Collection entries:

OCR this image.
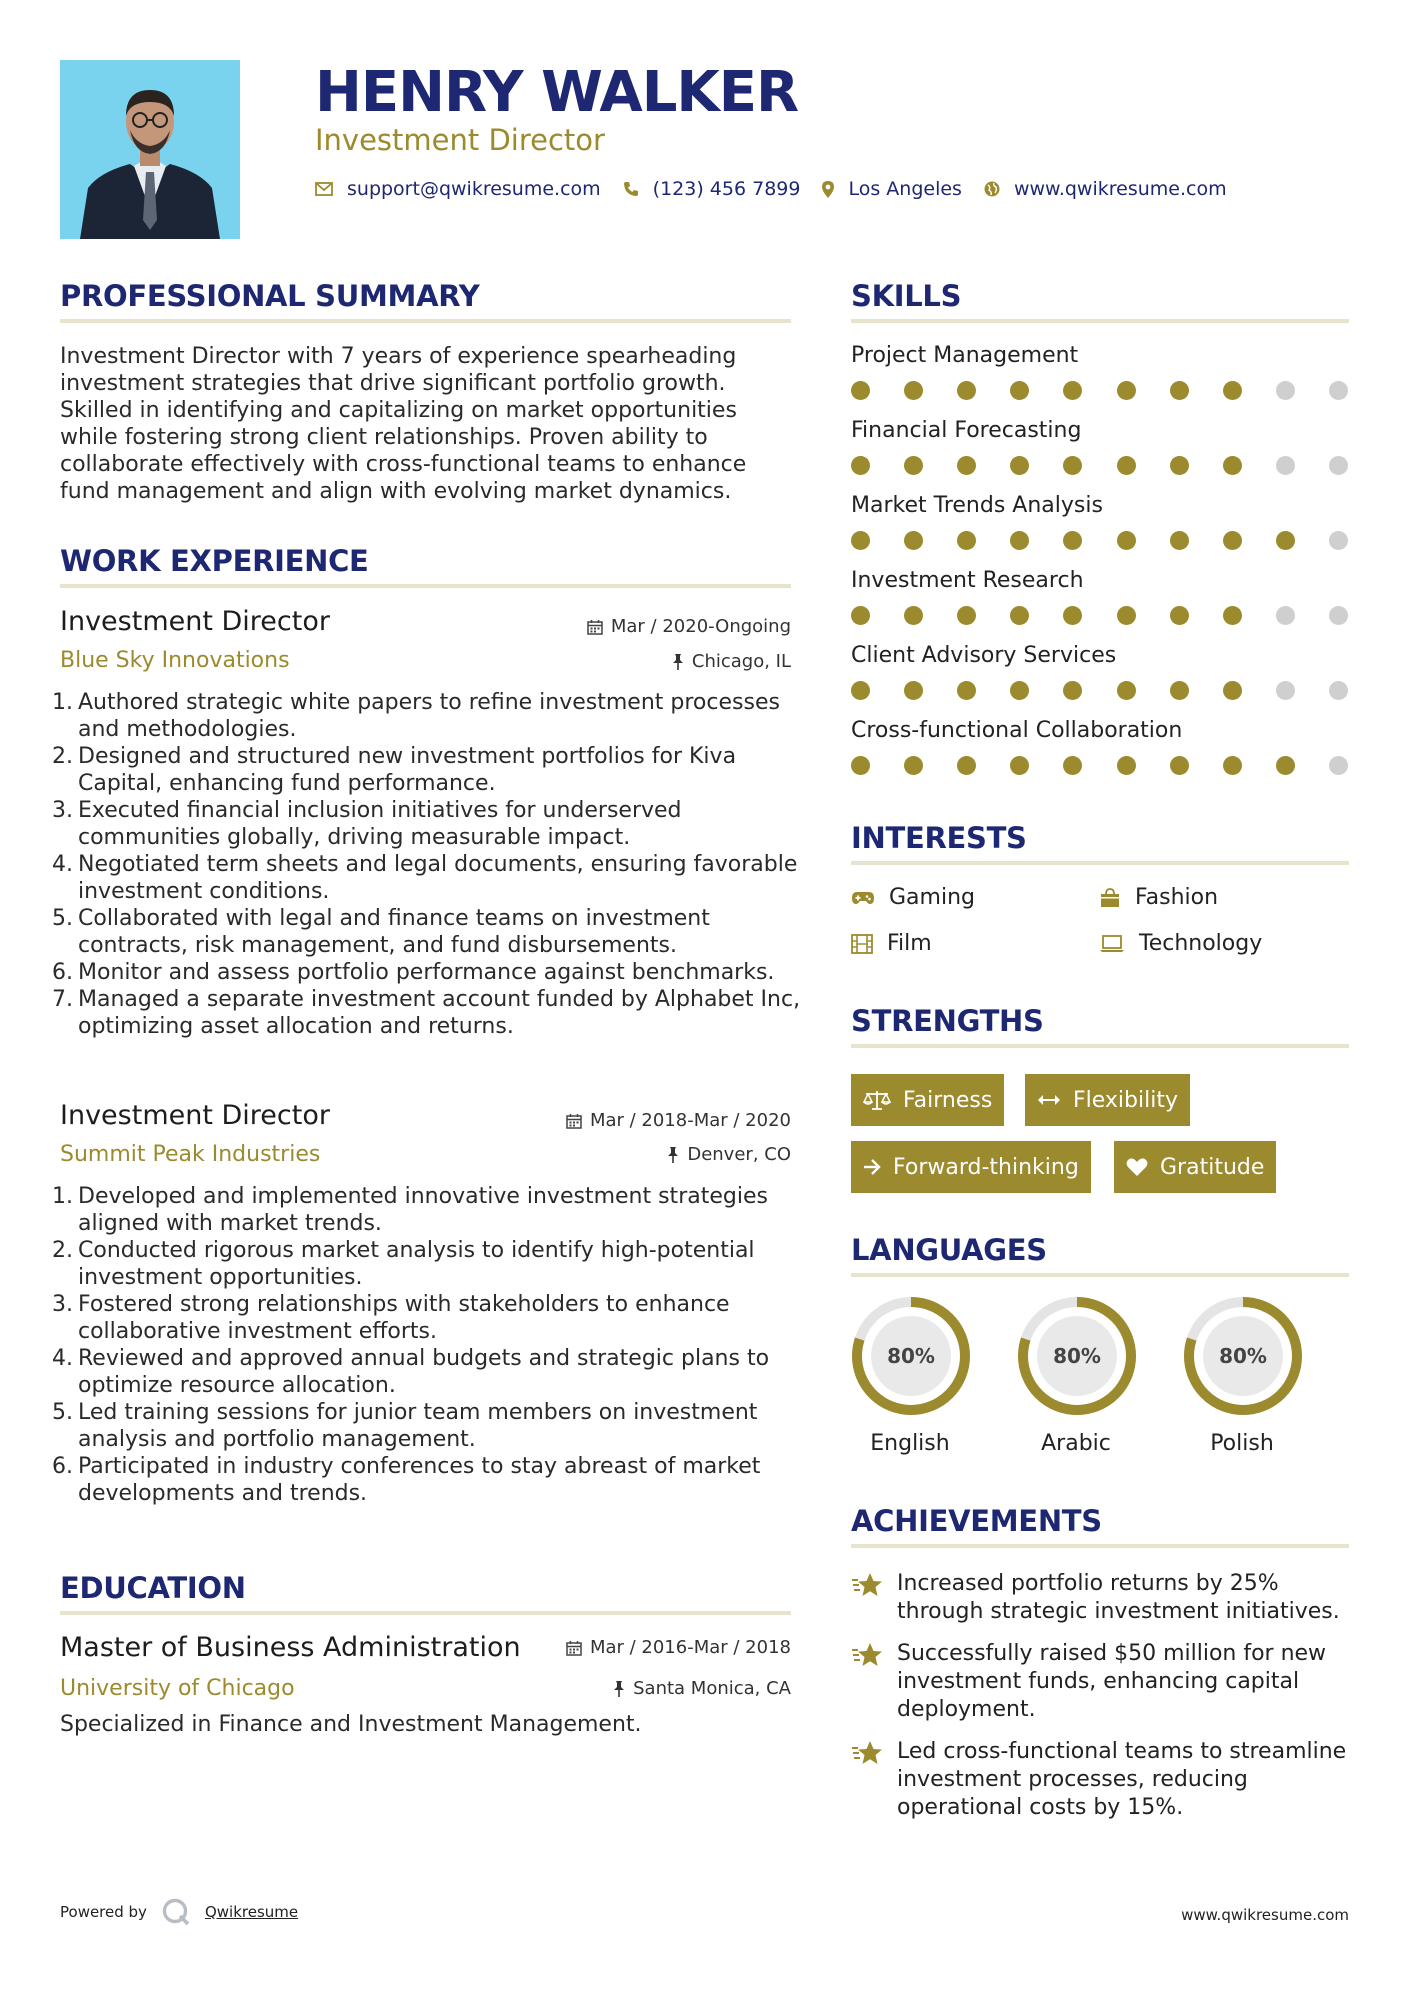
HENRY WALKER
Investment Director
support@qwikresume.com	(123) 456 7899	Los Angeles	www.qwikresume.com
PROFESSIONAL SUMMARY
Investment Director with 7 years of experience spearheading investment strategies that drive significant portfolio growth. Skilled in identifying and capitalizing on market opportunities while fostering strong client relationships. Proven ability to collaborate effectively with cross-functional teams to enhance fund management and align with evolving market dynamics.
WORK EXPERIENCE
Investment Director	Mar / 2020-Ongoing
Blue Sky Innovations	Chicago, IL
Authored strategic white papers to refine investment processes and methodologies.
Designed and structured new investment portfolios for Kiva Capital, enhancing fund performance.
Executed financial inclusion initiatives for underserved communities globally, driving measurable impact.
Negotiated term sheets and legal documents, ensuring favorable investment conditions.
Collaborated with legal and finance teams on investment contracts, risk management, and fund disbursements.
Monitor and assess portfolio performance against benchmarks.
Managed a separate investment account funded by Alphabet Inc, optimizing asset allocation and returns.
Investment Director	Mar / 2018-Mar / 2020
Summit Peak Industries	Denver, CO
Developed and implemented innovative investment strategies aligned with market trends.
Conducted rigorous market analysis to identify high-potential investment opportunities.
Fostered strong relationships with stakeholders to enhance collaborative investment efforts.
Reviewed and approved annual budgets and strategic plans to optimize resource allocation.
Led training sessions for junior team members on investment analysis and portfolio management.
Participated in industry conferences to stay abreast of market developments and trends.
EDUCATION
Master of Business Administration	Mar / 2016-Mar / 2018
University of Chicago	Santa Monica, CA
Specialized in Finance and Investment Management.
SKILLS
Project Management
Financial Forecasting
Market Trends Analysis
Investment Research
Client Advisory Services
Cross-functional Collaboration
INTERESTS
Gaming	Fashion
Film	Technology
STRENGTHS
Fairness	Flexibility
Forward-thinking	Gratitude
LANGUAGES
80%
English
80%
Arabic
80%
Polish
ACHIEVEMENTS
Increased portfolio returns by 25% through strategic investment initiatives.
Successfully raised $50 million for new investment funds, enhancing capital deployment.
Led cross-functional teams to streamline investment processes, reducing operational costs by 15%.
Powered by	Qwikresume	www.qwikresume.com
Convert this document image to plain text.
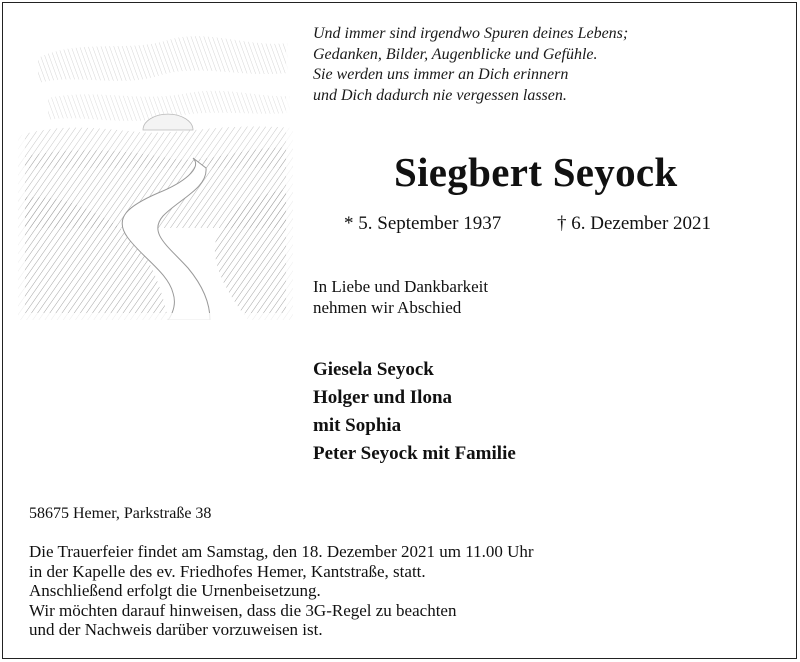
Und immer sind irgendwo Spuren deines Lebens;
Gedanken, Bilder, Augenblicke und Gefühle.
Sie werden uns immer an Dich erinnern
und Dich dadurch nie vergessen lassen.
Siegbert Seyock
* 5. September 1937	† 6. Dezember 2021
In Liebe und Dankbarkeit
nehmen wir Abschied
Giesela Seyock
Holger und Ilona
mit Sophia
Peter Seyock mit Familie
58675 Hemer, Parkstraße 38
Die Trauerfeier findet am Samstag, den 18. Dezember 2021 um 11.00 Uhr
in der Kapelle des ev. Friedhofes Hemer, Kantstraße, statt.
Anschließend erfolgt die Urnenbeisetzung.
Wir möchten darauf hinweisen, dass die 3G-Regel zu beachten
und der Nachweis darüber vorzuweisen ist.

Objective: Gather up the lines containing the word "image" from these records and copy them.

Task result:
OCR this image.
Convert this document image to plain text.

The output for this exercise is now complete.